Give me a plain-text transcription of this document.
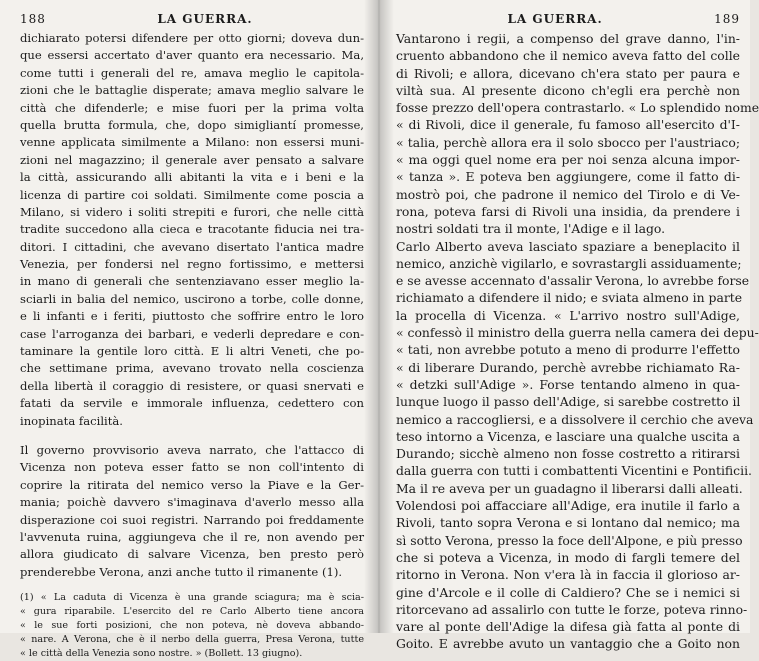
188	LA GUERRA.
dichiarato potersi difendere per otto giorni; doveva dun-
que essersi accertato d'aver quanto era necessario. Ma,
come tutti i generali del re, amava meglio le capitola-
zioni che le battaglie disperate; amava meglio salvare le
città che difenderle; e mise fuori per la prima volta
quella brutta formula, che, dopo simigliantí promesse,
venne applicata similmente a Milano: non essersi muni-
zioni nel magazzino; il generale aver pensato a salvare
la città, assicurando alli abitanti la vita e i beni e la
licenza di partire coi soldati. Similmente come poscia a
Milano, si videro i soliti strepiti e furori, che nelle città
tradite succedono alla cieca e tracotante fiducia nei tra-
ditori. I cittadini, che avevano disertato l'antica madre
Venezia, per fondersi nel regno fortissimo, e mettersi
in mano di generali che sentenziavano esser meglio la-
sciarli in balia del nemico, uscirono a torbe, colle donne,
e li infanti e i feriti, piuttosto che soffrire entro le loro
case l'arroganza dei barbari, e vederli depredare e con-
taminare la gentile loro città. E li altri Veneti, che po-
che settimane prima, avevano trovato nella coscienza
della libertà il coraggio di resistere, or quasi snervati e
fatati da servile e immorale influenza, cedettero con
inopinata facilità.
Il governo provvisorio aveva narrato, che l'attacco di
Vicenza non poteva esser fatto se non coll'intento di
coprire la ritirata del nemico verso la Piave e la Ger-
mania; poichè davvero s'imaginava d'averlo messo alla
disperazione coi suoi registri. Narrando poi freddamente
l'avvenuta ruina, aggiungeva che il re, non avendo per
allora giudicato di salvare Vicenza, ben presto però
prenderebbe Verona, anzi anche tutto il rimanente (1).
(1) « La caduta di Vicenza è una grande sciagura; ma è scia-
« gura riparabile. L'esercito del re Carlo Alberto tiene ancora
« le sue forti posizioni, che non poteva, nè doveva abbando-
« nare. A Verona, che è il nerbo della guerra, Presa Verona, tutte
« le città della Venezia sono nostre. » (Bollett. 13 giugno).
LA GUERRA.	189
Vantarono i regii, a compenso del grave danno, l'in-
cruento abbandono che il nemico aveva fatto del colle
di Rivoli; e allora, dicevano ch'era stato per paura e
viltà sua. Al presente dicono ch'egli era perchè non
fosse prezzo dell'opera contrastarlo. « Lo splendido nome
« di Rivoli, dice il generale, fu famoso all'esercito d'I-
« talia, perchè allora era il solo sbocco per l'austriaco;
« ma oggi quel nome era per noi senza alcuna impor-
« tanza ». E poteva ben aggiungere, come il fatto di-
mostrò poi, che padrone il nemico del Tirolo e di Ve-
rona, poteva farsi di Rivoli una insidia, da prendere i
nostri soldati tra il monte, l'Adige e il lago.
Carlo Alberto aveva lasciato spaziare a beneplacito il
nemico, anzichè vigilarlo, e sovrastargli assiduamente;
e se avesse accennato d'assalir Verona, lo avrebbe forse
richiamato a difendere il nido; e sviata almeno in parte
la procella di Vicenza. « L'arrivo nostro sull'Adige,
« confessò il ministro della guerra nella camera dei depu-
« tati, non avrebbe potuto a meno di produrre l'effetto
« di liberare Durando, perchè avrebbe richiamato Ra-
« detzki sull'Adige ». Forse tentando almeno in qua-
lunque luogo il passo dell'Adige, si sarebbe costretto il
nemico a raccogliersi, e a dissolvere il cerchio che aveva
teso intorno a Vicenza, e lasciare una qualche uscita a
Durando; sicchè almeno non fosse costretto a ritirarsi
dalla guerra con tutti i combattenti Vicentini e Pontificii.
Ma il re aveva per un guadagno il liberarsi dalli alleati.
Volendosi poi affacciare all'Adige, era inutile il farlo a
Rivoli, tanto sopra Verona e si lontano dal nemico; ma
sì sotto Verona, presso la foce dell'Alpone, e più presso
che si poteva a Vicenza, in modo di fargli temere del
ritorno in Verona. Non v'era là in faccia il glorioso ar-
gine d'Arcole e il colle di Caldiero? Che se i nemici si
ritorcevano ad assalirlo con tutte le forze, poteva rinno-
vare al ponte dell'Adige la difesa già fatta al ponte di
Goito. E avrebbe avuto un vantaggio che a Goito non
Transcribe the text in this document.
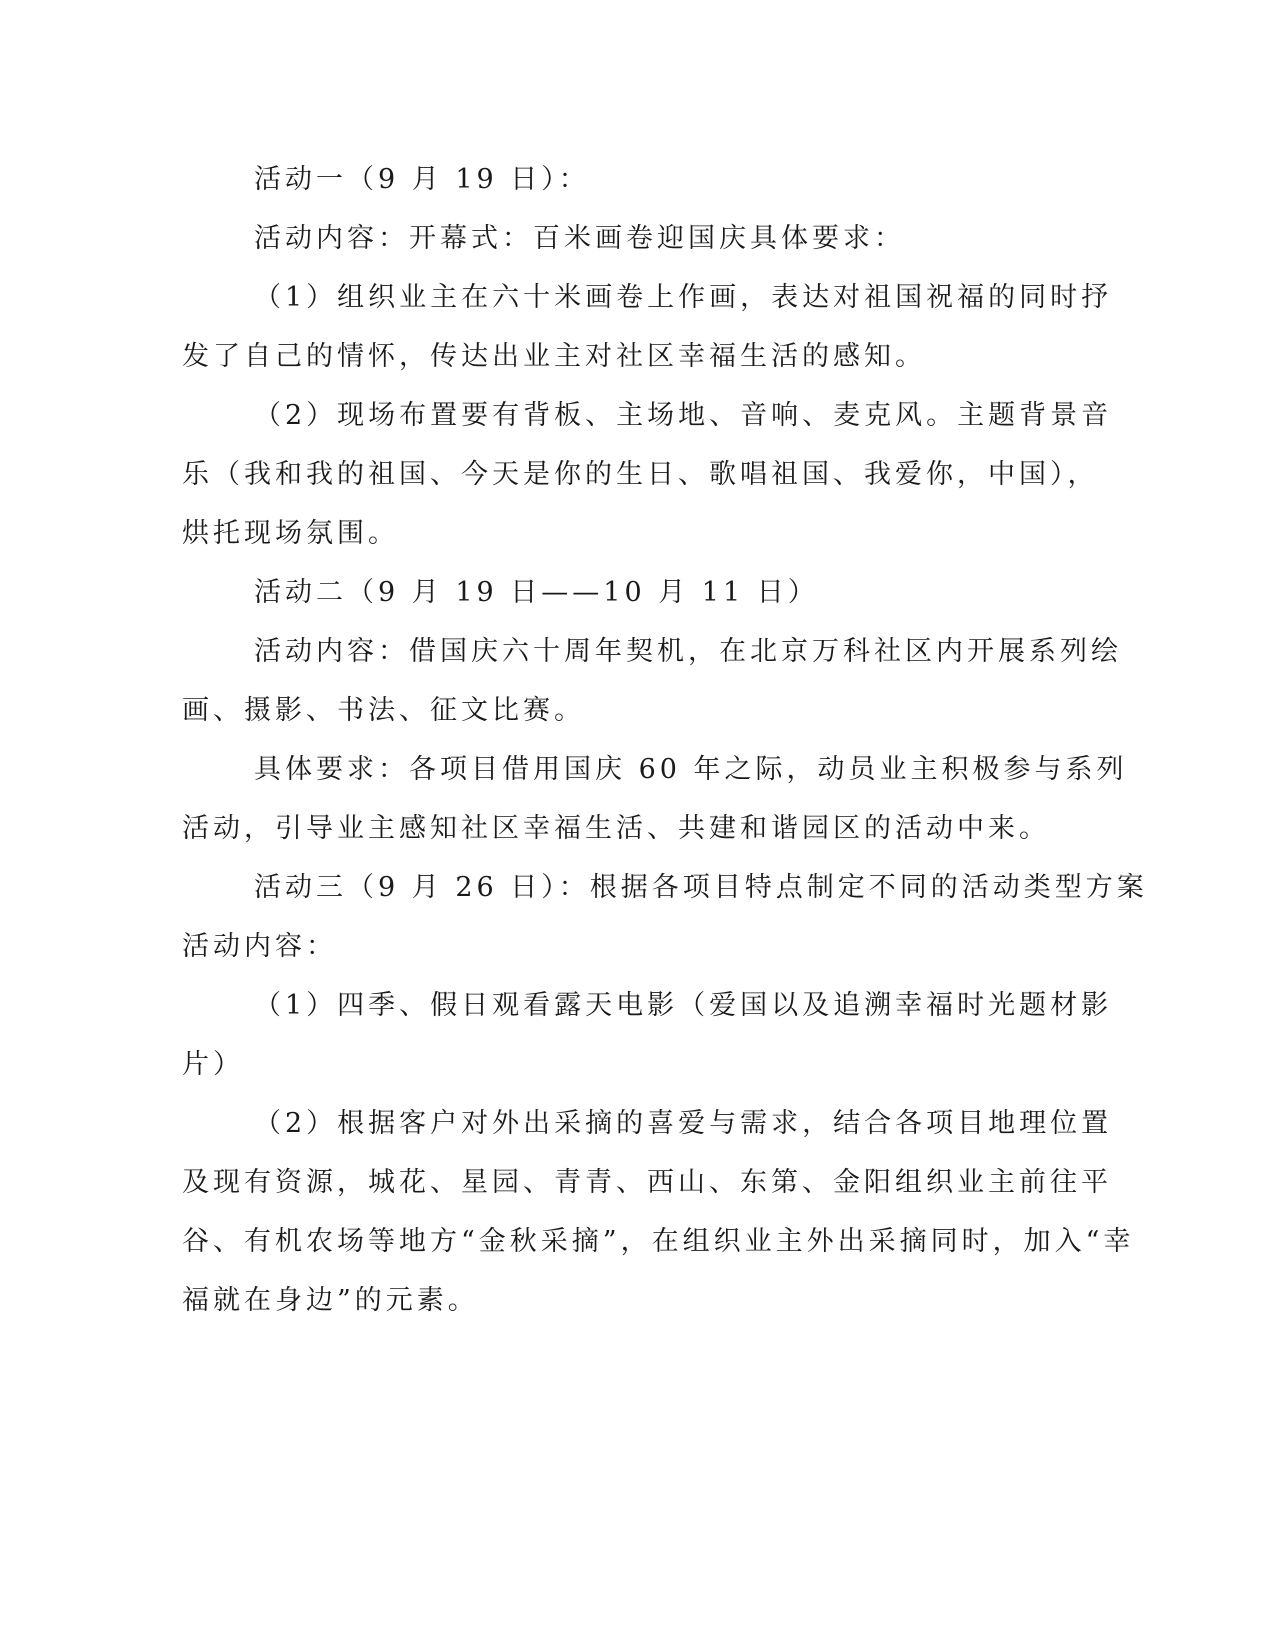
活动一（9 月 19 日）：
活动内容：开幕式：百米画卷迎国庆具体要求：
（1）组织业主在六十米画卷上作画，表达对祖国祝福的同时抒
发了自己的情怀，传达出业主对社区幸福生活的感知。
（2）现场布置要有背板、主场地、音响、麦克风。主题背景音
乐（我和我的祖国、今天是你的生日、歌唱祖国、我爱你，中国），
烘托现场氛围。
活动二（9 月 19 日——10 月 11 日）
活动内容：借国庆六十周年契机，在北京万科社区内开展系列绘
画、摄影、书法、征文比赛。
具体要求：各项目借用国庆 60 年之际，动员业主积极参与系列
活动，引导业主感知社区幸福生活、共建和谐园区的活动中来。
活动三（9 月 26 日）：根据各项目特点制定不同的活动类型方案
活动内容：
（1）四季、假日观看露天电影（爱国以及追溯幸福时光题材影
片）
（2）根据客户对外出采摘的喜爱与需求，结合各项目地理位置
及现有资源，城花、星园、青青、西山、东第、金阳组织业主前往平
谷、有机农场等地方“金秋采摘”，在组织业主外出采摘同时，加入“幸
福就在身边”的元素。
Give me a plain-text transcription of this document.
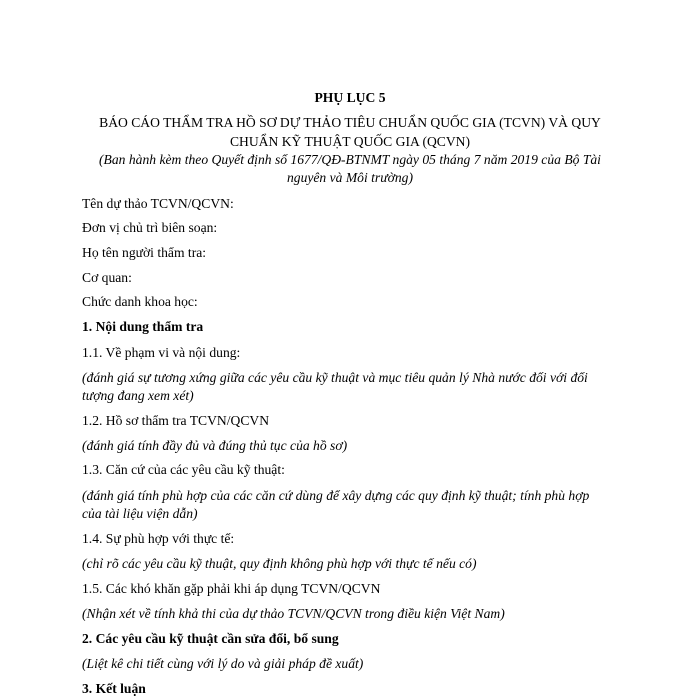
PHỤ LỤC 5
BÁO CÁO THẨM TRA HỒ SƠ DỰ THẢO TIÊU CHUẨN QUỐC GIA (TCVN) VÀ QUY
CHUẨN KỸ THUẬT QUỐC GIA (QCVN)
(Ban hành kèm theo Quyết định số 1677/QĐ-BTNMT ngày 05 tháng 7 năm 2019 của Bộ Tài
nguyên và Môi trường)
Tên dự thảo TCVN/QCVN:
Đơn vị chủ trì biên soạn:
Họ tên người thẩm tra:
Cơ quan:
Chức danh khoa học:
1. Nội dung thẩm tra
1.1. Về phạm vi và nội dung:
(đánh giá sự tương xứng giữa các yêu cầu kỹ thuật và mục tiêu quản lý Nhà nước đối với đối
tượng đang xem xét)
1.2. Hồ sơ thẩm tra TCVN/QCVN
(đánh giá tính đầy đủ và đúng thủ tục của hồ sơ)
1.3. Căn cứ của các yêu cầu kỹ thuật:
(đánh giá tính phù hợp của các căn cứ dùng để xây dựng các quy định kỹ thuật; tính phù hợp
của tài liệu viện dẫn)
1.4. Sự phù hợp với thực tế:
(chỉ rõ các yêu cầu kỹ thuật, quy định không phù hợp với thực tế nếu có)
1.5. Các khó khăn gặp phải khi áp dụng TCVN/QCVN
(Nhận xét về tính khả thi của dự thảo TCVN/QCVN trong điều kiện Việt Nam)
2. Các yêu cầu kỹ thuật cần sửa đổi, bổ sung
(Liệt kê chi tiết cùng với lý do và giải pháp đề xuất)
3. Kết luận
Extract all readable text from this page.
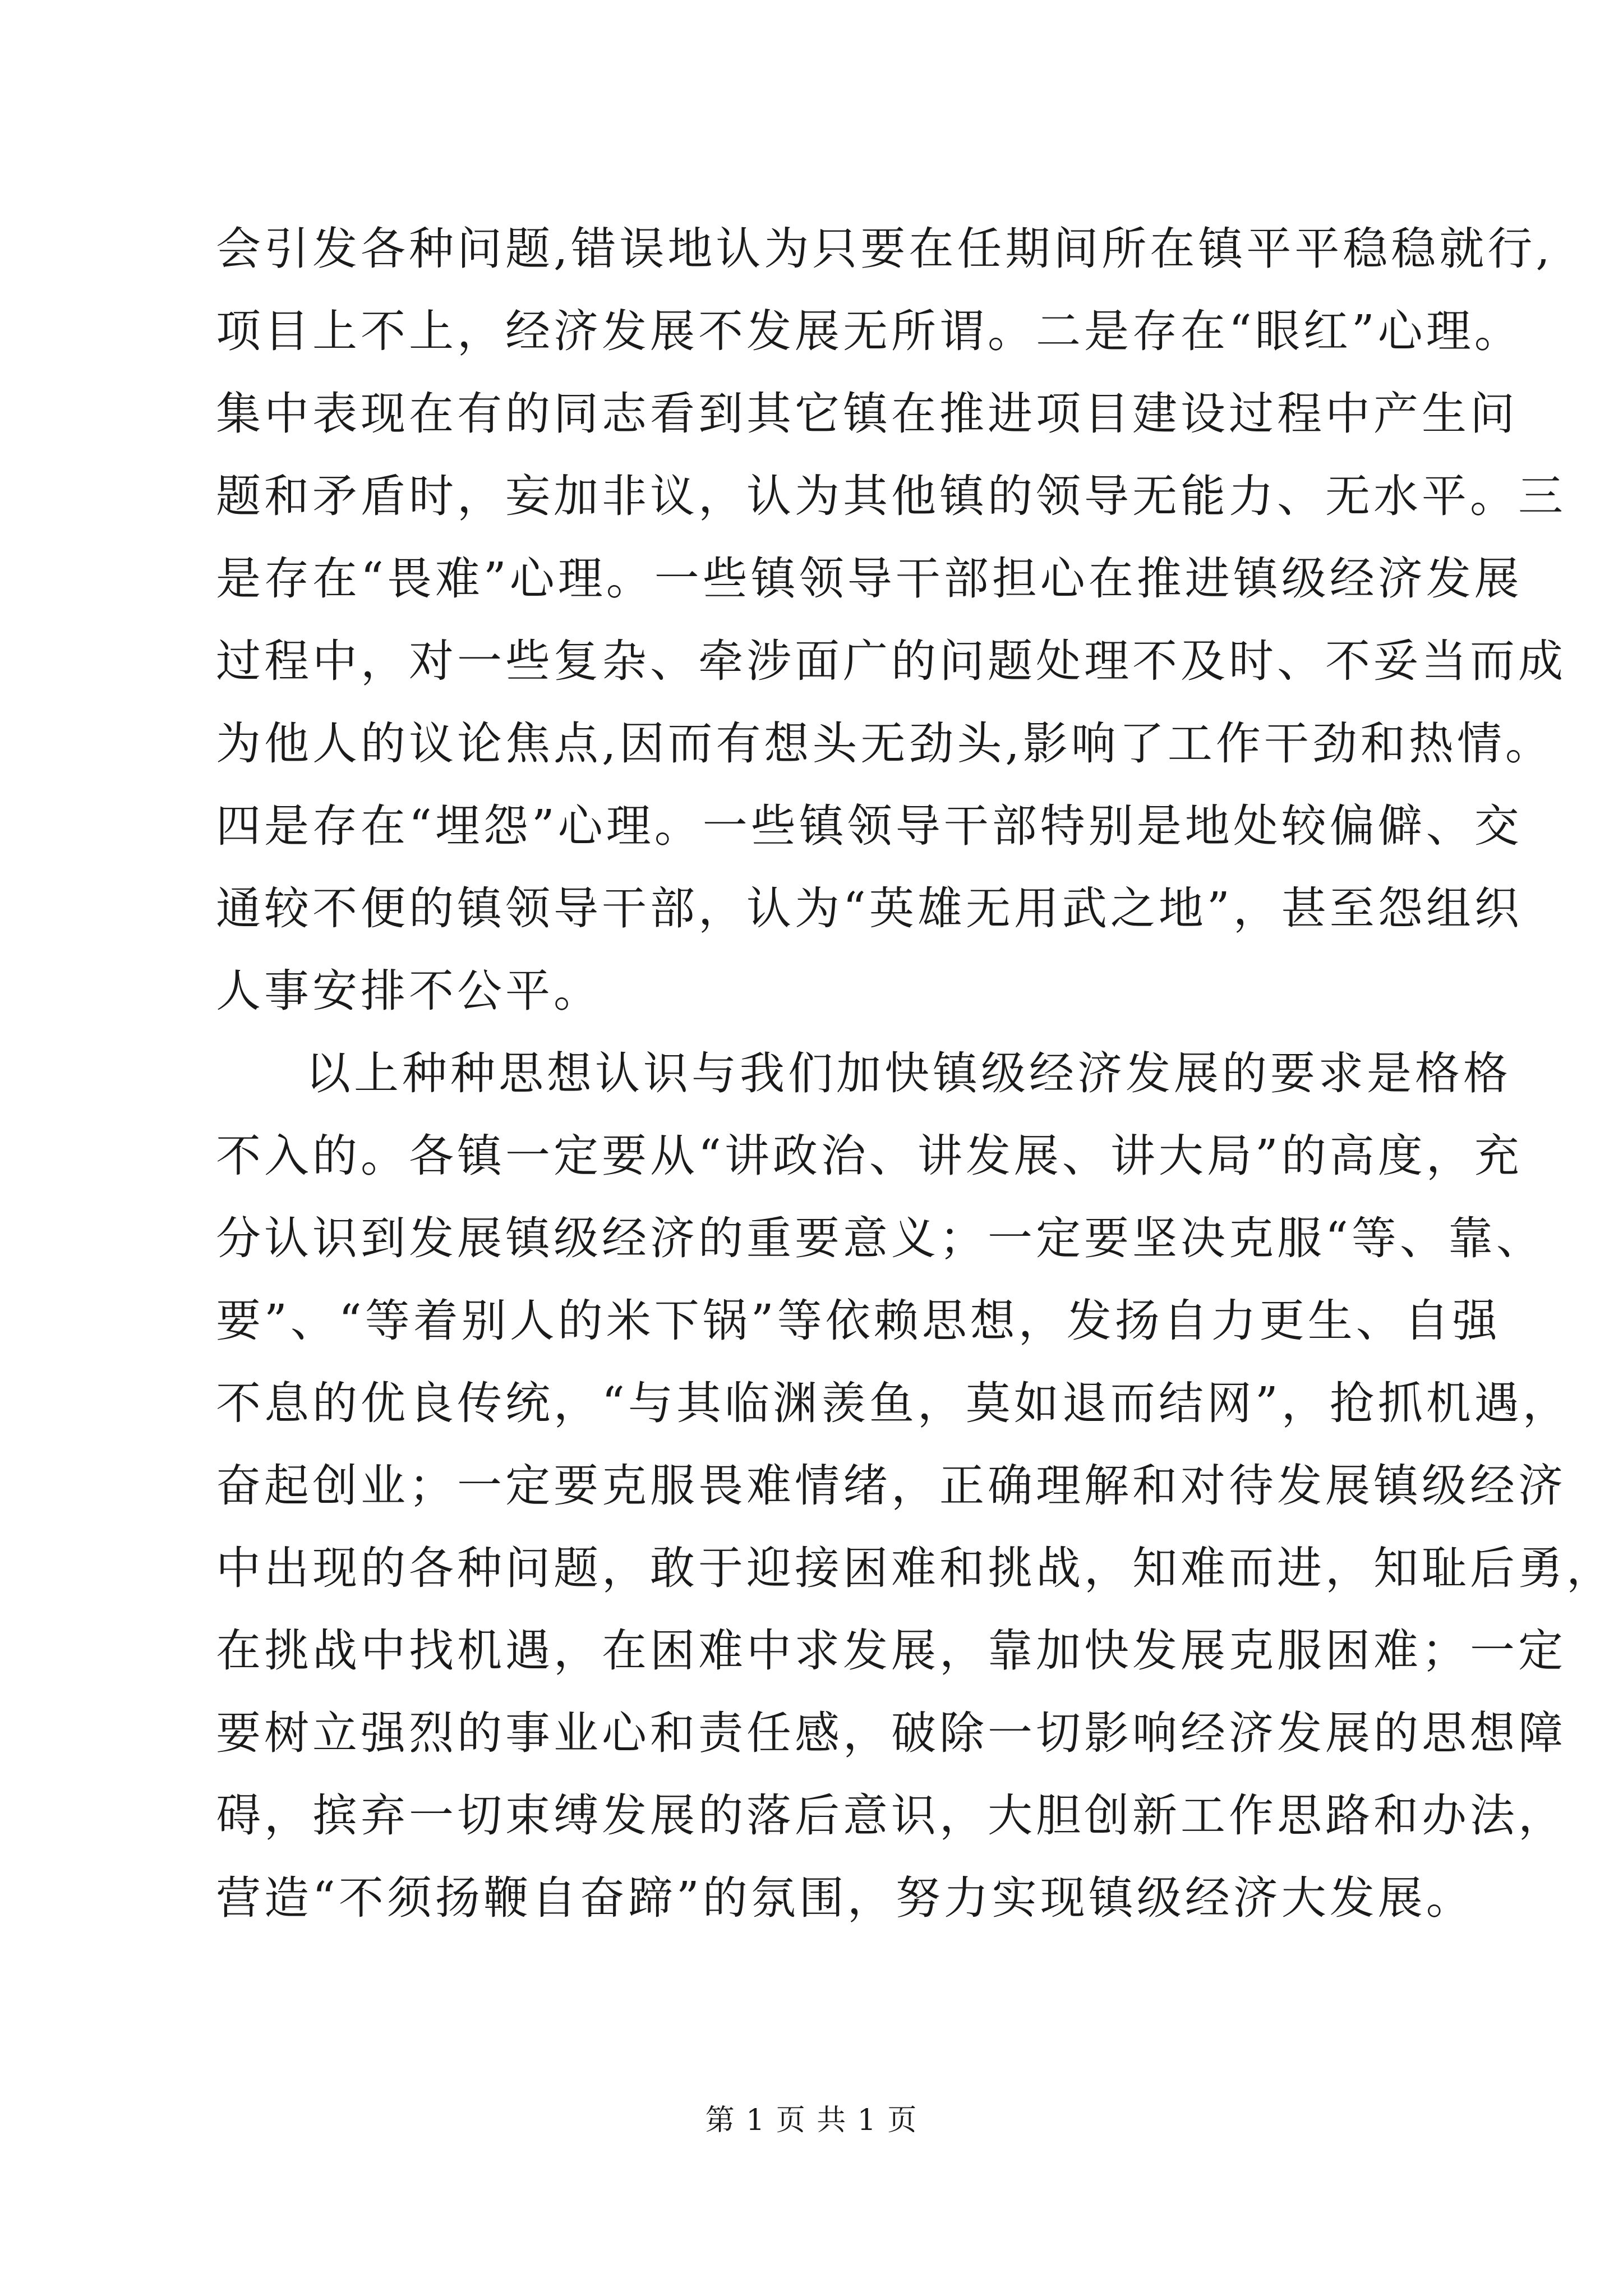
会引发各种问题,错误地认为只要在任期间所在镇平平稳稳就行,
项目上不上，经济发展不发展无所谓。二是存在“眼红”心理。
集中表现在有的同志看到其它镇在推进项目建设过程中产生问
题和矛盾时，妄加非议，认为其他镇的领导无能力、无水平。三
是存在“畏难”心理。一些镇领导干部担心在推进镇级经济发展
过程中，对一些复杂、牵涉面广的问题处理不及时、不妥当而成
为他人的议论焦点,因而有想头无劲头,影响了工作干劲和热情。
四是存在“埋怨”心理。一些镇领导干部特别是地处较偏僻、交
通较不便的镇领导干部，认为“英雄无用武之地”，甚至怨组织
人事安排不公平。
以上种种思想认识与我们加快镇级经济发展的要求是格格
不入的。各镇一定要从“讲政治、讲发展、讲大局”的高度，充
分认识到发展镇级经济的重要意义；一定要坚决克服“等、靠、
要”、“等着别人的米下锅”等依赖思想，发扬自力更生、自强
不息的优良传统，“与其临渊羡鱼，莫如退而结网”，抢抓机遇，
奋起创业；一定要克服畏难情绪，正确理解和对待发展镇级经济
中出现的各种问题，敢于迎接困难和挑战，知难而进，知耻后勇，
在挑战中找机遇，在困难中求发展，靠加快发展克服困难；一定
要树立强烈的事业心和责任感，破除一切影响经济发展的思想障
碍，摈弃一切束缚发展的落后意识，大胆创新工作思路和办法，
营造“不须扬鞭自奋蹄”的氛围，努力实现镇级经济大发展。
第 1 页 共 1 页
::::::::
### WHAT THE TASK REQUIRES
Copy every line of the records above that contains "essersi".

### RESPONSE BELOW
que essersi accertato d'aver quanto era necessario. Ma,
venne applicata similmente a Milano: non essersi muni-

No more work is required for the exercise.